**CONSIGNES**
Répondez brièvement à partir de l’extrait sur la rumeur.
1. À quoi renvoie le préfixe « reu » ?
2. Qui est la cible de prédilection des rumeurs au sein des entreprises ?
3. D’après Philippe Aldrin, que signifie la rumeur quant à la diffusion de l’information ?

**EXTRAIT SOURCE**
Nous les savons nocifs et les qualifions d’inutiles. Pourtant, il se pourrait que les commérages et la rumeur soient bienfaiteurs et incontournables. Sous certaines conditions…

D’origine indo-européenne, le mot rumeur trouve ses racines dans le préfixe « reu » qui renvoie à un bruit d’animal. A l’heure des Internets, le concept a opéré sa mue linguistique en lien avec ses nouveaux moyens de propagation pour devenir un good ou un bad buzz voire un « hoax » pour désigner le canular. Toujours est-il qu’il flotte un consensus pour dénoncer la mauvaise information et se gausser de la théorie du complot. Au village sans prétention, n’avons nous pas toujours mauvaise réputation ? Et Michel Rocard ne disait-il pas de la rumeur qu’elle était « un instrument de travail habituel » lors du procès de l’ancien secrétaire d’Etat Michel Gillibert ?

Un mal nécessaire incontournable des entreprises

Le DAF qui fait son coming-out, la DRH qui divorce, le DG frivole avec ses assistantes. Autant d’attaques pour faire vaciller ceux qui détiennent les rênes du pouvoir. Le top management est ce faisant la cible de prédilection au sein des entreprises. Car le ragot incarne aussi un contre-pouvoir pour limiter les rapports hiérarchiques établis. Bien souvent, les rumeurs s’attaquent à des organisations dominantes ou à des personnes haut dans la hiérarchie. C’est une alternative au discours dominant et officiel. S’engage alors une lutte de crédibilité. Une sorte de résistance au pouvoir en place, en somme.

Philippe Aldrin, auteur de « Sociologie politique des rumeurs », argue que « la rumeur est un phénomène tout à faire normal mais signifie que l’information n’est pas diffusée de façon satisfaisante. S’il y a des modifications dans la vie de l’entreprise, des incertitudes, des inquiétudes, tout le ferment est alors réuni pour la générer ». En d’autres termes, le ragot voire la rumeur est une manifestation qui marque une demande sociale d’informations ou qui juge une information reçue comme peu crédible.

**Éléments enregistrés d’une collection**
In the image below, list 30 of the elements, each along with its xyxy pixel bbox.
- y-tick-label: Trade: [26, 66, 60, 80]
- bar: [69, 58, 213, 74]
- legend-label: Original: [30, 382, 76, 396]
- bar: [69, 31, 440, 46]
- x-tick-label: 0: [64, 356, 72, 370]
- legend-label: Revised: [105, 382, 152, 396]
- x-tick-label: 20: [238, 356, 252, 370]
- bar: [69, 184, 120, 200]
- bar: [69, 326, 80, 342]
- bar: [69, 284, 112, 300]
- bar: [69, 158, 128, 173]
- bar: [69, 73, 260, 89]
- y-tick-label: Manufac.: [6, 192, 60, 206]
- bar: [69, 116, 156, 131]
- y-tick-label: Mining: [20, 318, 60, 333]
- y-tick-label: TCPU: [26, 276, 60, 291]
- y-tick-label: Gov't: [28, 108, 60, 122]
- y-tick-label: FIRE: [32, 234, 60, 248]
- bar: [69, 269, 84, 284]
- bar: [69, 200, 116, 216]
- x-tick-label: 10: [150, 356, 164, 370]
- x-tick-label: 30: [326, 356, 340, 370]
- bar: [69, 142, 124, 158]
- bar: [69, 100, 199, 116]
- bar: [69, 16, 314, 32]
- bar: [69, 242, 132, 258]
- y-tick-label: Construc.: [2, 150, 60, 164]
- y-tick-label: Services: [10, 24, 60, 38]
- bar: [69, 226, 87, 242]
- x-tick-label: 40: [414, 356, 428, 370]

**CORRIGÉ**
1. À un bruit d’animal.
2. Le top management.
3. Elle signifie que l’information n’est pas diffusée de façon satisfaisante.